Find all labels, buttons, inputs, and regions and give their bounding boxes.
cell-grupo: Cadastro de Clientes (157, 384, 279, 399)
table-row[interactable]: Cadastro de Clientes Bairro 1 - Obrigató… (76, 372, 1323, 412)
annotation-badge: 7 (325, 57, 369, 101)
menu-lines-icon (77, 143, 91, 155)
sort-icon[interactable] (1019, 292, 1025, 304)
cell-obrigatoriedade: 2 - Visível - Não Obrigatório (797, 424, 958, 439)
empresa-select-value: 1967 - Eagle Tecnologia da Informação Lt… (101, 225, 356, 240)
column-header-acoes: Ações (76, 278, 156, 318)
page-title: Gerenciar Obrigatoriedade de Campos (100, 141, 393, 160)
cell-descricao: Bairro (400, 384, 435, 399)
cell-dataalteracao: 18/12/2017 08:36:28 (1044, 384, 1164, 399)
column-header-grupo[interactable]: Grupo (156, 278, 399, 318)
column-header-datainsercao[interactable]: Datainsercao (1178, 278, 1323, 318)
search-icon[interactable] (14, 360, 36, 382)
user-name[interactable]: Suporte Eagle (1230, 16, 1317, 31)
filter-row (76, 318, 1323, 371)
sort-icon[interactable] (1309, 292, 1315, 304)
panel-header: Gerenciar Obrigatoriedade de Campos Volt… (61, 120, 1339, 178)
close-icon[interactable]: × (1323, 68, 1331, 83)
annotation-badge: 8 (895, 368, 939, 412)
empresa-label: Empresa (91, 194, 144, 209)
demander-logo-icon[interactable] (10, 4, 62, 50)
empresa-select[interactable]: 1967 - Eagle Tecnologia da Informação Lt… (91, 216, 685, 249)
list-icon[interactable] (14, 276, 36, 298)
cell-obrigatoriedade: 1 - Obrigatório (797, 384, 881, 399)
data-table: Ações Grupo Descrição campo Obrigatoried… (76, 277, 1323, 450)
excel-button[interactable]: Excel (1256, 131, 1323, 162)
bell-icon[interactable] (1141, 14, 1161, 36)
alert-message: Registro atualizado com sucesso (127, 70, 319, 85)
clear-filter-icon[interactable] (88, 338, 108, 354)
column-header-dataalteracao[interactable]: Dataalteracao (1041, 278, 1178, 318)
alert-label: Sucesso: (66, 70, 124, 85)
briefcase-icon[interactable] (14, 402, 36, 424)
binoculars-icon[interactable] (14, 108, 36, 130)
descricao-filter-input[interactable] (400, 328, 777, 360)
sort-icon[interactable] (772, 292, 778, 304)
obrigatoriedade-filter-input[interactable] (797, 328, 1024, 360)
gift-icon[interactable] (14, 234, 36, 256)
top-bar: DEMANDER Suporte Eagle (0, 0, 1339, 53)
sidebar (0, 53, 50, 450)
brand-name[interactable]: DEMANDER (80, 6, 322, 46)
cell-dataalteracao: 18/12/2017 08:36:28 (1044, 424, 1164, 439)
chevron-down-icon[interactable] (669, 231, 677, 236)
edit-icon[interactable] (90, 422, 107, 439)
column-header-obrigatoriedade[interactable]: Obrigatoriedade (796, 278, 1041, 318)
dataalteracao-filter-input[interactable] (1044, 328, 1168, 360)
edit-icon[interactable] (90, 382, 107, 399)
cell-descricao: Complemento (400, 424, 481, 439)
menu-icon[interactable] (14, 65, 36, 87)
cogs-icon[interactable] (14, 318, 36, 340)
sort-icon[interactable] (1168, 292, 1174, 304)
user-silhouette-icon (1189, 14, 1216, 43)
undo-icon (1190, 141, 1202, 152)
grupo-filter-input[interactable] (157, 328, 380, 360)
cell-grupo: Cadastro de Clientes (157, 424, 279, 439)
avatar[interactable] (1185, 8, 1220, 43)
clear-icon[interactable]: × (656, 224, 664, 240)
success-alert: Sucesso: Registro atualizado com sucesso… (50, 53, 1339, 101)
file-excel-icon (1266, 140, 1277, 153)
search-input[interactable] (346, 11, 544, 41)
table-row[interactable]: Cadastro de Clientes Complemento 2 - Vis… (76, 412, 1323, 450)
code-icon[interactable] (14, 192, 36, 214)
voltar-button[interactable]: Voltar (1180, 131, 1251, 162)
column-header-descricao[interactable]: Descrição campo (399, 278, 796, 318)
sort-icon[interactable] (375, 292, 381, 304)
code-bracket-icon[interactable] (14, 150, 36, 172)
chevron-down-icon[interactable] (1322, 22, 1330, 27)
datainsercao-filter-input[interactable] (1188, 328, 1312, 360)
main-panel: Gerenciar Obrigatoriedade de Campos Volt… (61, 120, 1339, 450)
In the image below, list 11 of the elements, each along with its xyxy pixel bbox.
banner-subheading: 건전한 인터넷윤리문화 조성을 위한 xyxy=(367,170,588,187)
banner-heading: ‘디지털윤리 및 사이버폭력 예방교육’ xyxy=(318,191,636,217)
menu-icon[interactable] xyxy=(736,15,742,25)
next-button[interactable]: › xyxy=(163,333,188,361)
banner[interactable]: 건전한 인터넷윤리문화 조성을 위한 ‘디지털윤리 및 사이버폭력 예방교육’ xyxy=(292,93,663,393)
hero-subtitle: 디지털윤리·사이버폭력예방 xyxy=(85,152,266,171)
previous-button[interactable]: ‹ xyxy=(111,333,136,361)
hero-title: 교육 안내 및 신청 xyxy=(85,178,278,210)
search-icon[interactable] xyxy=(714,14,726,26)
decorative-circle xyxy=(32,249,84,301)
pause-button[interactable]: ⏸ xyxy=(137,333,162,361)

------------------------------------

Schreiben Sie die Zeilen der obigen Einträge wortgetreu nieder. Beginnen Sie bei der ersten Zeile und enden Sie einschließlich der Zeile, die „empresa-select-value: 1967 - Eagle“ enthält.

Find all labels, buttons, inputs, and regions and give their bounding boxes.
cell-grupo: Cadastro de Clientes (157, 384, 279, 399)
table-row[interactable]: Cadastro de Clientes Bairro 1 - Obrigató… (76, 372, 1323, 412)
annotation-badge: 7 (325, 57, 369, 101)
menu-lines-icon (77, 143, 91, 155)
sort-icon[interactable] (1019, 292, 1025, 304)
cell-obrigatoriedade: 2 - Visível - Não Obrigatório (797, 424, 958, 439)
empresa-select-value: 1967 - Eagle Tecnologia da Informação Lt… (101, 225, 356, 240)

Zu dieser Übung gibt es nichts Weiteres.